Exercise details: Collect each line holding the string "Csoport".

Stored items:
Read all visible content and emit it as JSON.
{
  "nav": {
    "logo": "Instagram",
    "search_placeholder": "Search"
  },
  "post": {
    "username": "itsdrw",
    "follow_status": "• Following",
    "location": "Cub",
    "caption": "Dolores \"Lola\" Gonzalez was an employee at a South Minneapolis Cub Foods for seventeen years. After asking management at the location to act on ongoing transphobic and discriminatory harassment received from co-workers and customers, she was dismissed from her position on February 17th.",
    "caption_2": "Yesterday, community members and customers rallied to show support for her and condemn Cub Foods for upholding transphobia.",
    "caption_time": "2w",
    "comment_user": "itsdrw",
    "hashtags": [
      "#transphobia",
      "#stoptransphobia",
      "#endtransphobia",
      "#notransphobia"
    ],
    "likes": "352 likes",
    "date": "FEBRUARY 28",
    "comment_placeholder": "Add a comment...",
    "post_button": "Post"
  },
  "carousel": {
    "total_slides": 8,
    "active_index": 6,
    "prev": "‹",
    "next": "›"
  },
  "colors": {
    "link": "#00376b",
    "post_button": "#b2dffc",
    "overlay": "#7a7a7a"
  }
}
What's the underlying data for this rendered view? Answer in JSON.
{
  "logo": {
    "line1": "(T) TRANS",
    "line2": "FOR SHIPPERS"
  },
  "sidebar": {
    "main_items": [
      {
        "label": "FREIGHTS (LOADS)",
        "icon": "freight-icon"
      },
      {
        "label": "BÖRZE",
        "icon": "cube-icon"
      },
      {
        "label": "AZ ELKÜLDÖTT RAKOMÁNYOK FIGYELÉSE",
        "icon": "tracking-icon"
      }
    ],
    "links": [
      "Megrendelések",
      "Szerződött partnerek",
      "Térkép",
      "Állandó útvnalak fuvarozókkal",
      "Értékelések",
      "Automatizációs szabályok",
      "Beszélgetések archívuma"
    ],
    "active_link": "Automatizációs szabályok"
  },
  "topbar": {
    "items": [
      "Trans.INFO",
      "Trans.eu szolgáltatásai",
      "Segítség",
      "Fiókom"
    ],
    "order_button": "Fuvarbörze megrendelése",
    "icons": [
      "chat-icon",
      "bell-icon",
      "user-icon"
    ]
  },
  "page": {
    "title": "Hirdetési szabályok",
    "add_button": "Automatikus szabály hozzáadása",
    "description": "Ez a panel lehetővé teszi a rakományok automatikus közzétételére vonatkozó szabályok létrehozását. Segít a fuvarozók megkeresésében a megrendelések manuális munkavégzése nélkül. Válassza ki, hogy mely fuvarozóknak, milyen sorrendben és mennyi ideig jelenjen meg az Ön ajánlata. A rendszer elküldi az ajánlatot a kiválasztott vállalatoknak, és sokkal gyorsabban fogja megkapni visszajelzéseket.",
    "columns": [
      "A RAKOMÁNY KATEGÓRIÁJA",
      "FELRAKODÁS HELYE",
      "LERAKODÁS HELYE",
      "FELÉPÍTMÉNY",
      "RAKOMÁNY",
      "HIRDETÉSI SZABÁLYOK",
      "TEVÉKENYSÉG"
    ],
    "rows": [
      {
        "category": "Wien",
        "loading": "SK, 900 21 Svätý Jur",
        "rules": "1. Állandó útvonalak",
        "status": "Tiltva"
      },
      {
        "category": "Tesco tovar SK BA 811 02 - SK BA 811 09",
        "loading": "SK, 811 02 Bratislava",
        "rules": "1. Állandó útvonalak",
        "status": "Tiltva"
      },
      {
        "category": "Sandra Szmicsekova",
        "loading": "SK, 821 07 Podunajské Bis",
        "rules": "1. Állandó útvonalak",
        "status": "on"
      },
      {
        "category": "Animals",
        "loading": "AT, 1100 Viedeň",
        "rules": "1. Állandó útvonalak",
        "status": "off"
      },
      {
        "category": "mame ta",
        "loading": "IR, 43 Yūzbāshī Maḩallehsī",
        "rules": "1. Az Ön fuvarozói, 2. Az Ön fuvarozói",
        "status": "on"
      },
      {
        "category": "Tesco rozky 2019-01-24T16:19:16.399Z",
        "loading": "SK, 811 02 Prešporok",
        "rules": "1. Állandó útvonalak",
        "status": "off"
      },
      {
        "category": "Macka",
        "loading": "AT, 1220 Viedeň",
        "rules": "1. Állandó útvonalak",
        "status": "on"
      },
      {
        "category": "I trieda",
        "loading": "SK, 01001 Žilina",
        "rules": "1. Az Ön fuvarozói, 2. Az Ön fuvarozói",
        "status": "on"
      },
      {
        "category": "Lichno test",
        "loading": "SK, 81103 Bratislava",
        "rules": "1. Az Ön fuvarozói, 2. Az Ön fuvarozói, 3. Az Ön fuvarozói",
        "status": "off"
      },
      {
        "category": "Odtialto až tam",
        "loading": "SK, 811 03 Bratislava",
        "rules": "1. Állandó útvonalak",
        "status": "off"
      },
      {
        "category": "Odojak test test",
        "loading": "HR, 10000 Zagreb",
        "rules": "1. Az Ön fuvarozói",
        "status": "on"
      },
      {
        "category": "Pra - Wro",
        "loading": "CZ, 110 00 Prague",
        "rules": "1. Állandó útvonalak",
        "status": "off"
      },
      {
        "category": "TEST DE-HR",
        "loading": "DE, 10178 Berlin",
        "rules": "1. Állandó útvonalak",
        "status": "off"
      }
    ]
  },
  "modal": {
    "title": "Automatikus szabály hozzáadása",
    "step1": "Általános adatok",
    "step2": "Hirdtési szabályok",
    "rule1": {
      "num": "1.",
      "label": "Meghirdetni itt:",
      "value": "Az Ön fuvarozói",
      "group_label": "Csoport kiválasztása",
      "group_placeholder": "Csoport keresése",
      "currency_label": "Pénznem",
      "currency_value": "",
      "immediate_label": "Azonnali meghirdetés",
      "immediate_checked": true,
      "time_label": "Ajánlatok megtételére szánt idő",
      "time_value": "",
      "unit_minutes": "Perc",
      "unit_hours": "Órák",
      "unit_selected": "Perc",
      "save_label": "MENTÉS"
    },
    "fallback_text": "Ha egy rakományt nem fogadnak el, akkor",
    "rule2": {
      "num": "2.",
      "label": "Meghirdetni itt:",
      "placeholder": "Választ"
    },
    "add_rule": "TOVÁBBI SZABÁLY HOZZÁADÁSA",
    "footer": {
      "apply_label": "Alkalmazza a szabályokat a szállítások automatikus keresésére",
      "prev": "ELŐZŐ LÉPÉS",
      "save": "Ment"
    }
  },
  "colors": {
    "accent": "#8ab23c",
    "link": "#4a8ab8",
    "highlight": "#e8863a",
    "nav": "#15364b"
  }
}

Solution to this exercise:
      "group_label": "Csoport kiválasztása",
      "group_placeholder": "Csoport keresése",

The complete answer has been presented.